>> Begin SUPPLIED RECORDS

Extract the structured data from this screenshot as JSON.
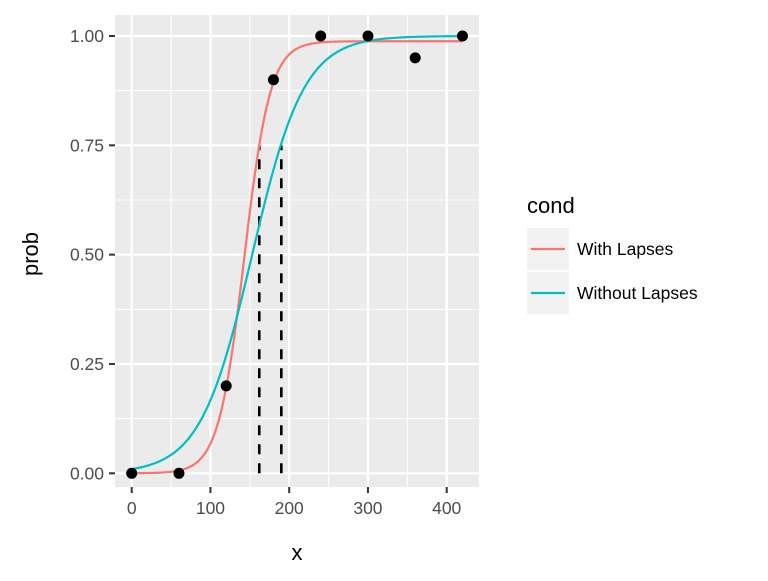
{
  "chart_data": {
    "type": "line",
    "title": "",
    "xlabel": "x",
    "ylabel": "prob",
    "xlim": [
      -20,
      442
    ],
    "ylim": [
      -0.03,
      1.05
    ],
    "x_ticks": [
      0,
      100,
      200,
      300,
      400
    ],
    "x_tick_labels": [
      "0",
      "100",
      "200",
      "300",
      "400"
    ],
    "y_ticks": [
      0,
      0.25,
      0.5,
      0.75,
      1
    ],
    "y_tick_labels": [
      "0.00",
      "0.25",
      "0.50",
      "0.75",
      "1.00"
    ],
    "grid": true,
    "points": {
      "x": [
        0,
        60,
        120,
        180,
        240,
        300,
        360,
        420
      ],
      "y": [
        0,
        0,
        0.2,
        0.9,
        1,
        1,
        0.95,
        1
      ]
    },
    "series": [
      {
        "name": "With Lapses",
        "color": "#F8766D",
        "model": "logistic",
        "midpoint": 143,
        "scale": 16.5,
        "upper": 0.988,
        "x_range": [
          0,
          420
        ]
      },
      {
        "name": "Without Lapses",
        "color": "#00BFC4",
        "model": "logistic",
        "midpoint": 153,
        "scale": 33,
        "upper": 1.0,
        "x_range": [
          0,
          420
        ]
      }
    ],
    "vlines": [
      {
        "x": 162,
        "y_from": 0,
        "y_to": 0.75,
        "style": "dashed"
      },
      {
        "x": 190,
        "y_from": 0,
        "y_to": 0.75,
        "style": "dashed"
      }
    ],
    "legend": {
      "title": "cond",
      "placement": "right",
      "entries": [
        "With Lapses",
        "Without Lapses"
      ]
    }
  }
}
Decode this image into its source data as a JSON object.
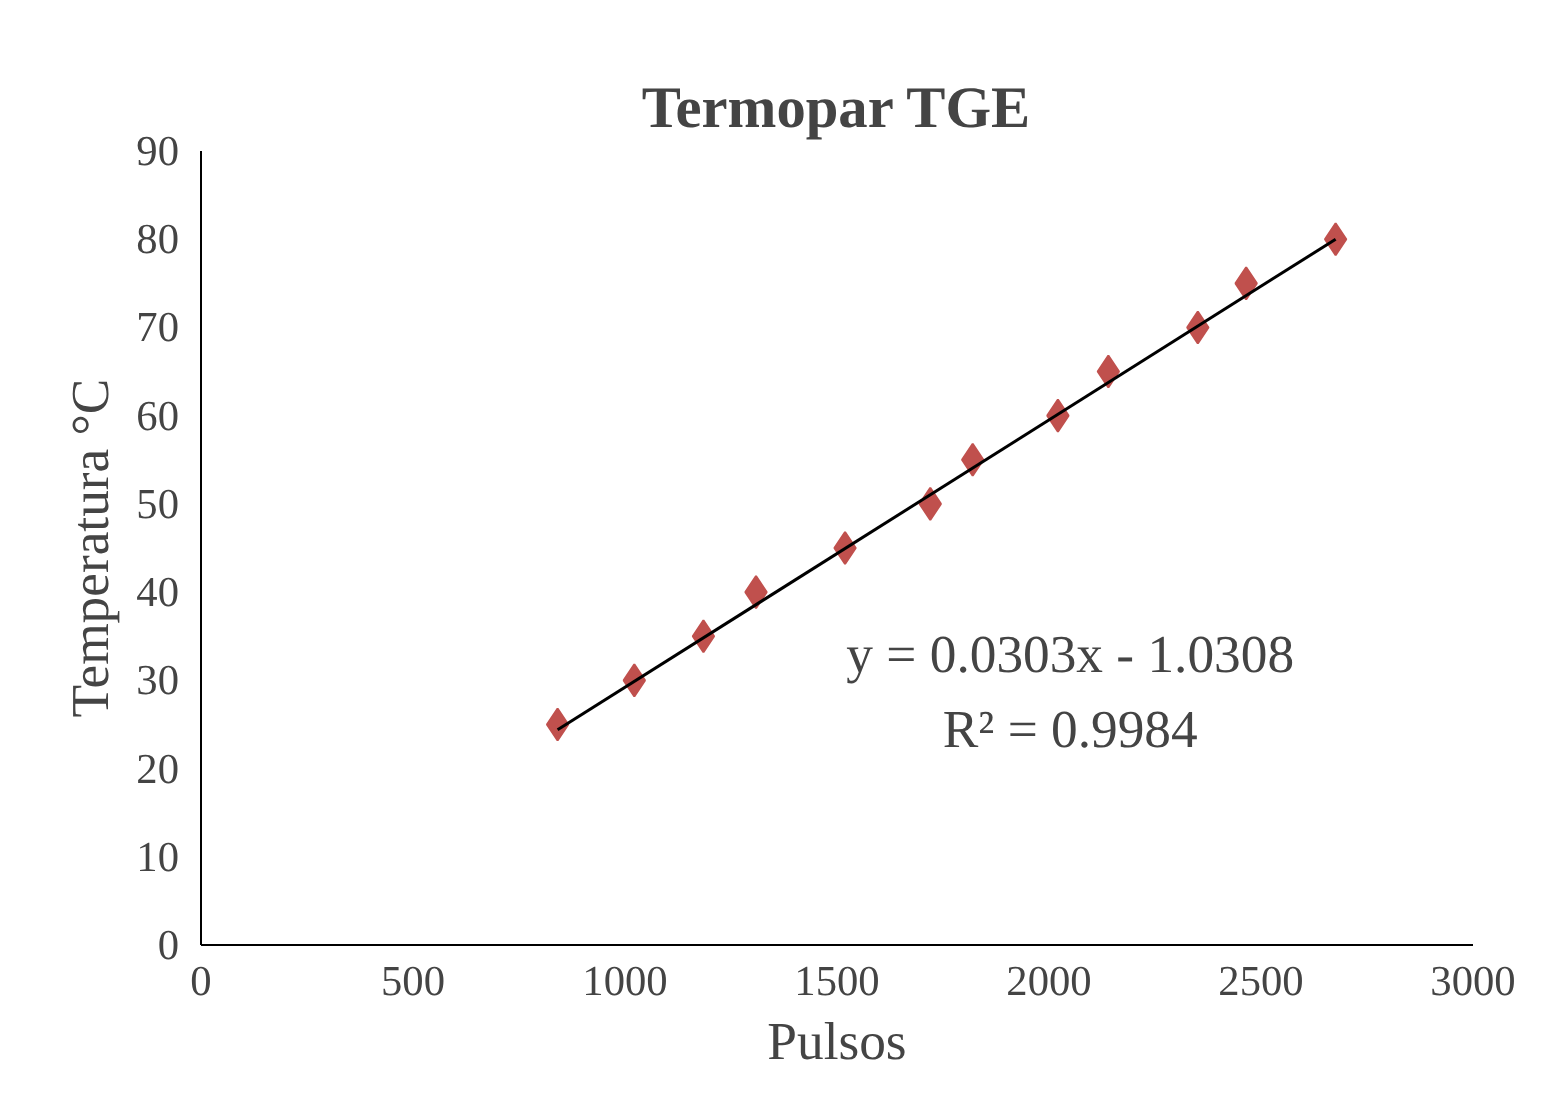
{
  "chart_data": {
    "type": "scatter",
    "title": "Termopar TGE",
    "xlabel": "Pulsos",
    "ylabel": "Temperatura °C",
    "xlim": [
      0,
      3000
    ],
    "xticks": [
      0,
      500,
      1000,
      1500,
      2000,
      2500,
      3000
    ],
    "ylim": [
      0,
      90
    ],
    "yticks": [
      0,
      10,
      20,
      30,
      40,
      50,
      60,
      70,
      80,
      90
    ],
    "annotations": [
      "y = 0.0303x - 1.0308",
      "R² = 0.9984"
    ],
    "series": [
      {
        "marker": "diamond",
        "color": "#c0504d",
        "x": [
          841,
          1022,
          1185,
          1309,
          1519,
          1720,
          1820,
          2021,
          2140,
          2351,
          2465,
          2676
        ],
        "values": [
          25,
          30,
          35,
          40,
          45,
          50,
          55,
          60,
          65,
          70,
          75,
          80
        ]
      },
      {
        "type": "line",
        "marker": "none",
        "color": "#000000",
        "x": [
          841,
          2676
        ],
        "values": [
          24.4,
          80
        ]
      }
    ]
  }
}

>> End SUPPLIED RECORDS

JOB = Using the data above, print every line exactly, omitting pictures.

ANSWER FOR THE TASK =
Extract the structured data from this screenshot as JSON.
{
  "chart_data": {
    "type": "line",
    "title": "",
    "xlabel": "x",
    "ylabel": "prob",
    "xlim": [
      -20,
      442
    ],
    "ylim": [
      -0.03,
      1.05
    ],
    "x_ticks": [
      0,
      100,
      200,
      300,
      400
    ],
    "x_tick_labels": [
      "0",
      "100",
      "200",
      "300",
      "400"
    ],
    "y_ticks": [
      0,
      0.25,
      0.5,
      0.75,
      1
    ],
    "y_tick_labels": [
      "0.00",
      "0.25",
      "0.50",
      "0.75",
      "1.00"
    ],
    "grid": true,
    "points": {
      "x": [
        0,
        60,
        120,
        180,
        240,
        300,
        360,
        420
      ],
      "y": [
        0,
        0,
        0.2,
        0.9,
        1,
        1,
        0.95,
        1
      ]
    },
    "series": [
      {
        "name": "With Lapses",
        "color": "#F8766D",
        "model": "logistic",
        "midpoint": 143,
        "scale": 16.5,
        "upper": 0.988,
        "x_range": [
          0,
          420
        ]
      },
      {
        "name": "Without Lapses",
        "color": "#00BFC4",
        "model": "logistic",
        "midpoint": 153,
        "scale": 33,
        "upper": 1.0,
        "x_range": [
          0,
          420
        ]
      }
    ],
    "vlines": [
      {
        "x": 162,
        "y_from": 0,
        "y_to": 0.75,
        "style": "dashed"
      },
      {
        "x": 190,
        "y_from": 0,
        "y_to": 0.75,
        "style": "dashed"
      }
    ],
    "legend": {
      "title": "cond",
      "placement": "right",
      "entries": [
        "With Lapses",
        "Without Lapses"
      ]
    }
  }
}
Decode this image into its source data as a JSON object.
{
  "chart_data": {
    "type": "scatter",
    "title": "Termopar TGE",
    "xlabel": "Pulsos",
    "ylabel": "Temperatura °C",
    "xlim": [
      0,
      3000
    ],
    "xticks": [
      0,
      500,
      1000,
      1500,
      2000,
      2500,
      3000
    ],
    "ylim": [
      0,
      90
    ],
    "yticks": [
      0,
      10,
      20,
      30,
      40,
      50,
      60,
      70,
      80,
      90
    ],
    "annotations": [
      "y = 0.0303x - 1.0308",
      "R² = 0.9984"
    ],
    "series": [
      {
        "marker": "diamond",
        "color": "#c0504d",
        "x": [
          841,
          1022,
          1185,
          1309,
          1519,
          1720,
          1820,
          2021,
          2140,
          2351,
          2465,
          2676
        ],
        "values": [
          25,
          30,
          35,
          40,
          45,
          50,
          55,
          60,
          65,
          70,
          75,
          80
        ]
      },
      {
        "type": "line",
        "marker": "none",
        "color": "#000000",
        "x": [
          841,
          2676
        ],
        "values": [
          24.4,
          80
        ]
      }
    ]
  }
}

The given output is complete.